Your objective. Please repeat all of the lines that follow, exactly as written.

Extracted records.
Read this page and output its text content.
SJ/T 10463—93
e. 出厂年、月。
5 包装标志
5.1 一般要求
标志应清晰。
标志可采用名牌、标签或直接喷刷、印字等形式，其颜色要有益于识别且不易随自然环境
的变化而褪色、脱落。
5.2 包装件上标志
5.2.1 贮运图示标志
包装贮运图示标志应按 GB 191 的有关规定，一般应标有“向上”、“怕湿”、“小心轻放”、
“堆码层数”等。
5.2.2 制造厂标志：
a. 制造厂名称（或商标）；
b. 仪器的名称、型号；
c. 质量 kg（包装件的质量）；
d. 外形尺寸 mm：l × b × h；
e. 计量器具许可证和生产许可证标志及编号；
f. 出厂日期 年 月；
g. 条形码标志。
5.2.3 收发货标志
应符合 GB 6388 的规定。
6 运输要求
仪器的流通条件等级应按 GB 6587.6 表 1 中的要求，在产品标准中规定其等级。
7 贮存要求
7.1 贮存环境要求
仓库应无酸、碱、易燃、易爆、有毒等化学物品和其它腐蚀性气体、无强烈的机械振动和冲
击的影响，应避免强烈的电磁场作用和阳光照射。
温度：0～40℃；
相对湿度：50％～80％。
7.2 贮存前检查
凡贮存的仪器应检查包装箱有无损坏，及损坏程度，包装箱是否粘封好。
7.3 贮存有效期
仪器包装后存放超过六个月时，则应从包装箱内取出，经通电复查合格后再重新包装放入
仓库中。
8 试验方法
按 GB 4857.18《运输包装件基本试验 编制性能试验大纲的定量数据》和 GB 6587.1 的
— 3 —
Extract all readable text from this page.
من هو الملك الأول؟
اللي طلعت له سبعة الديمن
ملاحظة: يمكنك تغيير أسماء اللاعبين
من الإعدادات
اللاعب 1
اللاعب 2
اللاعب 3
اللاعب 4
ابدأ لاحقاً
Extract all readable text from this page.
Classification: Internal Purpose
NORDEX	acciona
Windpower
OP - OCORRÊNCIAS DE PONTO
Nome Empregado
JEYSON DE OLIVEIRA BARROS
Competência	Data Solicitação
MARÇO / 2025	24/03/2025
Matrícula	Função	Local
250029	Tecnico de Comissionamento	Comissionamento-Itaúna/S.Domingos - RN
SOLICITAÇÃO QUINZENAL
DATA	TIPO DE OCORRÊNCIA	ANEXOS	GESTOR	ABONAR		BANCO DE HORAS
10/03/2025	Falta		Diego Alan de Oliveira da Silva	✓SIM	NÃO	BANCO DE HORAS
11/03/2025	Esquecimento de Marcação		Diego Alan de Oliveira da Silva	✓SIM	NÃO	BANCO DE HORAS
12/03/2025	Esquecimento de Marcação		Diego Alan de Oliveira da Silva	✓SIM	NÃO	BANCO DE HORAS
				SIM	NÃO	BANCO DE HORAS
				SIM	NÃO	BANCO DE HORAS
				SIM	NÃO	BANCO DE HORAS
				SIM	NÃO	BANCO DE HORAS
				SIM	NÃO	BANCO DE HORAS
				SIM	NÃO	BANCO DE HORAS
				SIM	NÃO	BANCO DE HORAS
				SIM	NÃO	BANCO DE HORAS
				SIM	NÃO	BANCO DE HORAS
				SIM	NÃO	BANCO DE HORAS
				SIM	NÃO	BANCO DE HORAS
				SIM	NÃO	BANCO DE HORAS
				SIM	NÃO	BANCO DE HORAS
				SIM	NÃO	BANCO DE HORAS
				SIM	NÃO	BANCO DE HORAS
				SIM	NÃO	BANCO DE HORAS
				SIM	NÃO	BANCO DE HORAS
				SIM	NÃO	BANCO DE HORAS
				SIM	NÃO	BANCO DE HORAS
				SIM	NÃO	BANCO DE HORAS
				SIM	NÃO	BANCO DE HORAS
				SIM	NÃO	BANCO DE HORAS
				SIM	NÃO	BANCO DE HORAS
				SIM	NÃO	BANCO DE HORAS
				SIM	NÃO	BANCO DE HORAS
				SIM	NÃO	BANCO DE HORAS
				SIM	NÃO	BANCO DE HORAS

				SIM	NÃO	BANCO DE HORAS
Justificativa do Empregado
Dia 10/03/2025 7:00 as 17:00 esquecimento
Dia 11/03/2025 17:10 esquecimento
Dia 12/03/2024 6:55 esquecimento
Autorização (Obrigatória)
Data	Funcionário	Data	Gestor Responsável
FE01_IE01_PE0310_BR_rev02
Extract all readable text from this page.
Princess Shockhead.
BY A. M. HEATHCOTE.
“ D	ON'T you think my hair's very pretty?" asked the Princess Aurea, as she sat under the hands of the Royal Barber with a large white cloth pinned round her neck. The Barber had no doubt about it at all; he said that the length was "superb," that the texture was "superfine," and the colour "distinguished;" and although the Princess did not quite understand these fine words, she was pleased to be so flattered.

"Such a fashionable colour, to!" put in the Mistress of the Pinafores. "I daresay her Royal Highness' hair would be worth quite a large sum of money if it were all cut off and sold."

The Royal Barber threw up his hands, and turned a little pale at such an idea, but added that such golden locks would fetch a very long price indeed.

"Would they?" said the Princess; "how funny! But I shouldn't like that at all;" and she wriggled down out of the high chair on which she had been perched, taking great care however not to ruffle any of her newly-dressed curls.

Exercise solution.
Read this page and output its text content.
SJ/T 10463—93
e. 出厂年、月。
5 包装标志
5.1 一般要求
标志应清晰。
标志可采用名牌、标签或直接喷刷、印字等形式，其颜色要有益于识别且不易随自然环境
的变化而褪色、脱落。
5.2 包装件上标志
5.2.1 贮运图示标志
包装贮运图示标志应按 GB 191 的有关规定，一般应标有“向上”、“怕湿”、“小心轻放”、
“堆码层数”等。
5.2.2 制造厂标志：
a. 制造厂名称（或商标）；
b. 仪器的名称、型号；
c. 质量 kg（包装件的质量）；
d. 外形尺寸 mm：l × b × h；
e. 计量器具许可证和生产许可证标志及编号；
f. 出厂日期 年 月；
g. 条形码标志。
5.2.3 收发货标志
应符合 GB 6388 的规定。
6 运输要求
仪器的流通条件等级应按 GB 6587.6 表 1 中的要求，在产品标准中规定其等级。
7 贮存要求
7.1 贮存环境要求
仓库应无酸、碱、易燃、易爆、有毒等化学物品和其它腐蚀性气体、无强烈的机械振动和冲
击的影响，应避免强烈的电磁场作用和阳光照射。
温度：0～40℃；
相对湿度：50％～80％。
7.2 贮存前检查
凡贮存的仪器应检查包装箱有无损坏，及损坏程度，包装箱是否粘封好。
7.3 贮存有效期
仪器包装后存放超过六个月时，则应从包装箱内取出，经通电复查合格后再重新包装放入
仓库中。
8 试验方法
按 GB 4857.18《运输包装件基本试验 编制性能试验大纲的定量数据》和 GB 6587.1 的
— 3 —
Extract all readable text from this page.
من هو الملك الأول؟
اللي طلعت له سبعة الديمن
ملاحظة: يمكنك تغيير أسماء اللاعبين
من الإعدادات
اللاعب 1
اللاعب 2
اللاعب 3
اللاعب 4
ابدأ لاحقاً
Extract all readable text from this page.
Classification: Internal Purpose
NORDEX	acciona
Windpower
OP - OCORRÊNCIAS DE PONTO
Nome Empregado
JEYSON DE OLIVEIRA BARROS
Competência	Data Solicitação
MARÇO / 2025	24/03/2025
Matrícula	Função	Local
250029	Tecnico de Comissionamento	Comissionamento-Itaúna/S.Domingos - RN
SOLICITAÇÃO QUINZENAL
DATA	TIPO DE OCORRÊNCIA	ANEXOS	GESTOR	ABONAR		BANCO DE HORAS
10/03/2025	Falta		Diego Alan de Oliveira da Silva	✓SIM	NÃO	BANCO DE HORAS
11/03/2025	Esquecimento de Marcação		Diego Alan de Oliveira da Silva	✓SIM	NÃO	BANCO DE HORAS
12/03/2025	Esquecimento de Marcação		Diego Alan de Oliveira da Silva	✓SIM	NÃO	BANCO DE HORAS
				SIM	NÃO	BANCO DE HORAS
				SIM	NÃO	BANCO DE HORAS
				SIM	NÃO	BANCO DE HORAS
				SIM	NÃO	BANCO DE HORAS
				SIM	NÃO	BANCO DE HORAS
				SIM	NÃO	BANCO DE HORAS
				SIM	NÃO	BANCO DE HORAS
				SIM	NÃO	BANCO DE HORAS
				SIM	NÃO	BANCO DE HORAS
				SIM	NÃO	BANCO DE HORAS
				SIM	NÃO	BANCO DE HORAS
				SIM	NÃO	BANCO DE HORAS
				SIM	NÃO	BANCO DE HORAS
				SIM	NÃO	BANCO DE HORAS
				SIM	NÃO	BANCO DE HORAS
				SIM	NÃO	BANCO DE HORAS
				SIM	NÃO	BANCO DE HORAS
				SIM	NÃO	BANCO DE HORAS
				SIM	NÃO	BANCO DE HORAS
				SIM	NÃO	BANCO DE HORAS
				SIM	NÃO	BANCO DE HORAS
				SIM	NÃO	BANCO DE HORAS
				SIM	NÃO	BANCO DE HORAS
				SIM	NÃO	BANCO DE HORAS
				SIM	NÃO	BANCO DE HORAS
				SIM	NÃO	BANCO DE HORAS
				SIM	NÃO	BANCO DE HORAS

				SIM	NÃO	BANCO DE HORAS
Justificativa do Empregado
Dia 10/03/2025 7:00 as 17:00 esquecimento
Dia 11/03/2025 17:10 esquecimento
Dia 12/03/2024 6:55 esquecimento
Autorização (Obrigatória)
Data	Funcionário	Data	Gestor Responsável
FE01_IE01_PE0310_BR_rev02
Extract all readable text from this page.
Princess Shockhead.
BY A. M. HEATHCOTE.
“ D	ON'T you think my hair's very pretty?" asked the Princess Aurea, as she sat under the hands of the Royal Barber with a large white cloth pinned round her neck. The Barber had no doubt about it at all; he said that the length was "superb," that the texture was "superfine," and the colour "distinguished;" and although the Princess did not quite understand these fine words, she was pleased to be so flattered.

"Such a fashionable colour, to!" put in the Mistress of the Pinafores. "I daresay her Royal Highness' hair would be worth quite a large sum of money if it were all cut off and sold."

The Royal Barber threw up his hands, and turned a little pale at such an idea, but added that such golden locks would fetch a very long price indeed.

"Would they?" said the Princess; "how funny! But I shouldn't like that at all;" and she wriggled down out of the high chair on which she had been perched, taking great care however not to ruffle any of her newly-dressed curls.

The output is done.